SHORT TASK
Figure out how many lines of the material below contain the word "median". Answer with the number only.
»»
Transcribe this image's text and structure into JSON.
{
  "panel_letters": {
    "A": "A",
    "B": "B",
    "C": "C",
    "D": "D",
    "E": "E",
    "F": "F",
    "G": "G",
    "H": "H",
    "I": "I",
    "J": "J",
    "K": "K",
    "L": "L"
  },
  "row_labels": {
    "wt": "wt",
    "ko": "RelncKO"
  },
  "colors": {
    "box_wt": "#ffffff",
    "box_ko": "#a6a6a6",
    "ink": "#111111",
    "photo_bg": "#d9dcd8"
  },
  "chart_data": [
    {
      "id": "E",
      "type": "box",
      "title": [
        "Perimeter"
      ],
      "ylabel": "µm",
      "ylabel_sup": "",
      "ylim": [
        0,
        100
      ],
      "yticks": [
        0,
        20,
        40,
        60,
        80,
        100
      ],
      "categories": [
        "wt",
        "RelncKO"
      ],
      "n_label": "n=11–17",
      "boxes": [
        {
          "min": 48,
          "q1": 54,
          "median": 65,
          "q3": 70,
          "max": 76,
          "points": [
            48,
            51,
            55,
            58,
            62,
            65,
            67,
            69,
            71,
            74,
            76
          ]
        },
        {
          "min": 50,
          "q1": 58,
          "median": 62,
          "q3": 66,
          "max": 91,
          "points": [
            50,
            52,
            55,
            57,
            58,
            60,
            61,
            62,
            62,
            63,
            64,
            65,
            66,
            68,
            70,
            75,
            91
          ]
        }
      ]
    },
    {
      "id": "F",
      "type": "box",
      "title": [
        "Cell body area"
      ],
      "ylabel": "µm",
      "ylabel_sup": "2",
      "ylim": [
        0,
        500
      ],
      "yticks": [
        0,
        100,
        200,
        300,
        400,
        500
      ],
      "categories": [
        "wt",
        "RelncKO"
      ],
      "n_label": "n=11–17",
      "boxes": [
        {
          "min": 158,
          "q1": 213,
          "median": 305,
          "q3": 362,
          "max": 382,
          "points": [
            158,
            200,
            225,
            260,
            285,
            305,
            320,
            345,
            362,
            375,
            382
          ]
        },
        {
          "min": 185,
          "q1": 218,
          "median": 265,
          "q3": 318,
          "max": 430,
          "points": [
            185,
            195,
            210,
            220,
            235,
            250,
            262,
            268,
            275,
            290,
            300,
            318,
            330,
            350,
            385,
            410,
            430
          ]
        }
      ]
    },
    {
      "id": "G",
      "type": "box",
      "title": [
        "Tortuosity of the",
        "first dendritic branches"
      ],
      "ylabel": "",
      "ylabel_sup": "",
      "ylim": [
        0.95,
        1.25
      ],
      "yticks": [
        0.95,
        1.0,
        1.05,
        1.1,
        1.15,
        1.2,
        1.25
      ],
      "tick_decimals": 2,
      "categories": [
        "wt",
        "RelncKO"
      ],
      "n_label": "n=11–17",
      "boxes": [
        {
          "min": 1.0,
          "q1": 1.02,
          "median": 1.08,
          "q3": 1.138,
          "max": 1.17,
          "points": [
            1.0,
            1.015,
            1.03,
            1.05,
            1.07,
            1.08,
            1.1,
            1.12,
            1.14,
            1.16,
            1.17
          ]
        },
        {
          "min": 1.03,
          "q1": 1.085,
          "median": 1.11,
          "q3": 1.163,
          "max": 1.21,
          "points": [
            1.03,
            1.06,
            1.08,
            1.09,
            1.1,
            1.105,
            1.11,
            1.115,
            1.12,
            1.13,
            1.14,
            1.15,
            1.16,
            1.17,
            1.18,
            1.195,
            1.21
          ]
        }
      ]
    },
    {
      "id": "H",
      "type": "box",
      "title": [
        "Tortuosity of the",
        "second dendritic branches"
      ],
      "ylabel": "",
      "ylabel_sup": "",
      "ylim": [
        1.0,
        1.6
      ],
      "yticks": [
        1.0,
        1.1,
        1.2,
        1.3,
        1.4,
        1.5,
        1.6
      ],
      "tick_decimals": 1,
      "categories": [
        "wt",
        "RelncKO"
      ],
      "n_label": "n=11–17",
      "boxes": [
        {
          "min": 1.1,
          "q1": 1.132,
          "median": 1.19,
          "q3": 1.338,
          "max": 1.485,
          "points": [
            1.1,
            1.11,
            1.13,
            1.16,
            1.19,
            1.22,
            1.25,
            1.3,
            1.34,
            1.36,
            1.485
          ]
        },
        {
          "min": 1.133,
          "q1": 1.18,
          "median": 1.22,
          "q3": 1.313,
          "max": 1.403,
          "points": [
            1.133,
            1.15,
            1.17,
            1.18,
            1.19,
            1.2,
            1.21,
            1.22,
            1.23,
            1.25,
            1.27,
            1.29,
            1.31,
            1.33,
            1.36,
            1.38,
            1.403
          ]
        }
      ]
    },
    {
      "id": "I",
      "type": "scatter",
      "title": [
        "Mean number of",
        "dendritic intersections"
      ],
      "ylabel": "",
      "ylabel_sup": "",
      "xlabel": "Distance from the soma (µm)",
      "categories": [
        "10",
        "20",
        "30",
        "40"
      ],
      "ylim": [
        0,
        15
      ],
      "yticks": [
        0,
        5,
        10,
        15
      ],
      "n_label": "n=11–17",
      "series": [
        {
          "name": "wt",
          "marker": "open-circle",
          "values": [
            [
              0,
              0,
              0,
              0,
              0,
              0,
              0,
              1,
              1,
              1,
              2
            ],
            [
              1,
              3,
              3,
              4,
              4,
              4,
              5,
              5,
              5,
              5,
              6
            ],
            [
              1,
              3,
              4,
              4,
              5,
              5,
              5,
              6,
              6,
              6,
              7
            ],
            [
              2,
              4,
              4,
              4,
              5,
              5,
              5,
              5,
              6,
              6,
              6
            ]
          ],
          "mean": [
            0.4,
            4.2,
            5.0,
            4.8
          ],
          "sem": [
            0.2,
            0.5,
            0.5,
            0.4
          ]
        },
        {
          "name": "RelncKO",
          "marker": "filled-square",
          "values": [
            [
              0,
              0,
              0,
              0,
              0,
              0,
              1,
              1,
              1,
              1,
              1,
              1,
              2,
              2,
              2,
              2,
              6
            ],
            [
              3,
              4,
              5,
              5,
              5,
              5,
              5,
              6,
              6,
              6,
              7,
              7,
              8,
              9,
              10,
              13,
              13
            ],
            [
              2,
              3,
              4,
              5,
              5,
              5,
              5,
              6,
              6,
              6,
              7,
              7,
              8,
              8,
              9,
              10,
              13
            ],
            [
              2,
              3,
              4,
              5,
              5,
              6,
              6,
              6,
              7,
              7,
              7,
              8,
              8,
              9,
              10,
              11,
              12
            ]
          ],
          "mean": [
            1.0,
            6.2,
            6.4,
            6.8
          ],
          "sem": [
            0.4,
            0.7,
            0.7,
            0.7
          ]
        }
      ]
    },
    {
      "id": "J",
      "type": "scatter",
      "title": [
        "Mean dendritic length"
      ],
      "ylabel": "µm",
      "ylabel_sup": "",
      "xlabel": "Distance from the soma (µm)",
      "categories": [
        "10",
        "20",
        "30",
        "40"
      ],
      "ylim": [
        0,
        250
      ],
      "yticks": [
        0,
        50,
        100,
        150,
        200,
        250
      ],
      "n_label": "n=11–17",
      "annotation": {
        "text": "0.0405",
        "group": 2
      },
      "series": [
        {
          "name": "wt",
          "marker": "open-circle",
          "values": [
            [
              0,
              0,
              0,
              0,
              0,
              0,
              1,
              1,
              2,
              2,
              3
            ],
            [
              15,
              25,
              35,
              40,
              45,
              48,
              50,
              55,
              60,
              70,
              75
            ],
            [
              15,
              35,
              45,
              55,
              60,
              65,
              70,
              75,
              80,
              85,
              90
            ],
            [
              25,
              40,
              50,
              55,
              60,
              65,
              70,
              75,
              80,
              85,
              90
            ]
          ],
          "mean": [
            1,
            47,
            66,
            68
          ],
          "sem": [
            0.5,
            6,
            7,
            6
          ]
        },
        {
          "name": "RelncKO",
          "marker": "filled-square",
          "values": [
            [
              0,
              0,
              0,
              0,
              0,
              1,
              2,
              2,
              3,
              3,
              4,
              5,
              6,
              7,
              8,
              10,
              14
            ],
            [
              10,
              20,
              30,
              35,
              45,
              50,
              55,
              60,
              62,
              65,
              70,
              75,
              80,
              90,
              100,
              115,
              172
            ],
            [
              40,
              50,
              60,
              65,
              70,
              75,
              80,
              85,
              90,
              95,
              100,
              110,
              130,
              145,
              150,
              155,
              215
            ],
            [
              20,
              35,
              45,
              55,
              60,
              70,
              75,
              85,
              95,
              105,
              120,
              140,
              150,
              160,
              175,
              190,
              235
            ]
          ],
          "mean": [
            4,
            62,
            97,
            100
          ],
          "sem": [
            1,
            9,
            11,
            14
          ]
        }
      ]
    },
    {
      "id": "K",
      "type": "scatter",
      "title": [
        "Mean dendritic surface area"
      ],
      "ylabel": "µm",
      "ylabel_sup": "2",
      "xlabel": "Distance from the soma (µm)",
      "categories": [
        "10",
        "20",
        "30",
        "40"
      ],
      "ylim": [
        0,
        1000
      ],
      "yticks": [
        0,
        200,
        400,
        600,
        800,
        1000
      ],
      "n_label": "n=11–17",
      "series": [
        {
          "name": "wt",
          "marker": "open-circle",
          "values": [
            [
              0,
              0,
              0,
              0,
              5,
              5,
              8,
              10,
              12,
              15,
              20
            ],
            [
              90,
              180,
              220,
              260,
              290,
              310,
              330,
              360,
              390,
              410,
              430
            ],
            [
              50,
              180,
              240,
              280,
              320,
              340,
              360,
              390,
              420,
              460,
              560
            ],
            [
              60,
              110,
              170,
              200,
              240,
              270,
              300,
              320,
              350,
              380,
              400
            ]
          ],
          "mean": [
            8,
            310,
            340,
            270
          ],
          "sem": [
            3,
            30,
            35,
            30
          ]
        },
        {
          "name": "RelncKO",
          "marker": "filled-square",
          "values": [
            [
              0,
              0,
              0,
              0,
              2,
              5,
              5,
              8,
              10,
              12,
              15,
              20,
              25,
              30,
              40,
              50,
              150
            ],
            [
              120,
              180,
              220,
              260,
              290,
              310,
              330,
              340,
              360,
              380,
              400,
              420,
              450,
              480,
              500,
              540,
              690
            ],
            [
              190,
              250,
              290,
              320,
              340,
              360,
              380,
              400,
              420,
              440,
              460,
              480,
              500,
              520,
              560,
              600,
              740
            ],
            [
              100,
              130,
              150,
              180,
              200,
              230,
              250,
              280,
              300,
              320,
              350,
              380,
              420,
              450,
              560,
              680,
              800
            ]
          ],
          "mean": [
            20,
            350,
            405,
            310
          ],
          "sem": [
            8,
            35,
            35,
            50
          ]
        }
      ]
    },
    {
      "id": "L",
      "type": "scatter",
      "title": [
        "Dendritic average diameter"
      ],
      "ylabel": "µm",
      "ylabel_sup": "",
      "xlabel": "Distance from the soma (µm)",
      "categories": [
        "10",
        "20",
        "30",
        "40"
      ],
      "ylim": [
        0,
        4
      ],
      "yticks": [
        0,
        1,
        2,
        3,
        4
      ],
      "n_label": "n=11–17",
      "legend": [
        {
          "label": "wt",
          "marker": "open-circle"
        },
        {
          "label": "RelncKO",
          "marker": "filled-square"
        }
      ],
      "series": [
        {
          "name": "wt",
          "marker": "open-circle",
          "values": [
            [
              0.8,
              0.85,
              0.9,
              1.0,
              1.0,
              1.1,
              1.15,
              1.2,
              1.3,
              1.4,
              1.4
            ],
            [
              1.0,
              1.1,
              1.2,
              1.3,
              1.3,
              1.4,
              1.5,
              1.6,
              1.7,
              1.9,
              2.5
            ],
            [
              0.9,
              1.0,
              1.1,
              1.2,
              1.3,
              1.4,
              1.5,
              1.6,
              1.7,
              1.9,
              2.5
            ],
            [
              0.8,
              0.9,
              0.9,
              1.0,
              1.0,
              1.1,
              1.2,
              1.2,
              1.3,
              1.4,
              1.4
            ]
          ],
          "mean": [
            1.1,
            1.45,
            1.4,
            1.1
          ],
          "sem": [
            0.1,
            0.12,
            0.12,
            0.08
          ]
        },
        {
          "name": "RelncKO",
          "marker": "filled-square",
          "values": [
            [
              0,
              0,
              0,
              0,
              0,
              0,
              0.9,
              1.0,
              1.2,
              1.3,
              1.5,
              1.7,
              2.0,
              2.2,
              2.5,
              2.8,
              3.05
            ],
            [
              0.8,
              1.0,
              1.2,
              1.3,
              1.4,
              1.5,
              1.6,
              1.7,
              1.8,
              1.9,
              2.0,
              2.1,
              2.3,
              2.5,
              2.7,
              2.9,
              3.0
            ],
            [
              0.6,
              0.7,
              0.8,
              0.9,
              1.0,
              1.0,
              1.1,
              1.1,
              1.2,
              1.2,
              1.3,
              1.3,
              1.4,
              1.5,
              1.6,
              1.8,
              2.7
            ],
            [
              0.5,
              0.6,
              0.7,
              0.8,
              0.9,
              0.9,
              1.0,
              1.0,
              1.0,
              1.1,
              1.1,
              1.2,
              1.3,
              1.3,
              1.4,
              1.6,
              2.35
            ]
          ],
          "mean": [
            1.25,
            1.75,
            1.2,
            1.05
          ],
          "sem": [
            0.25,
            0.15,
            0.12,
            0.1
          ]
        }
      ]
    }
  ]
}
««
COMPLETED EXERCISE
8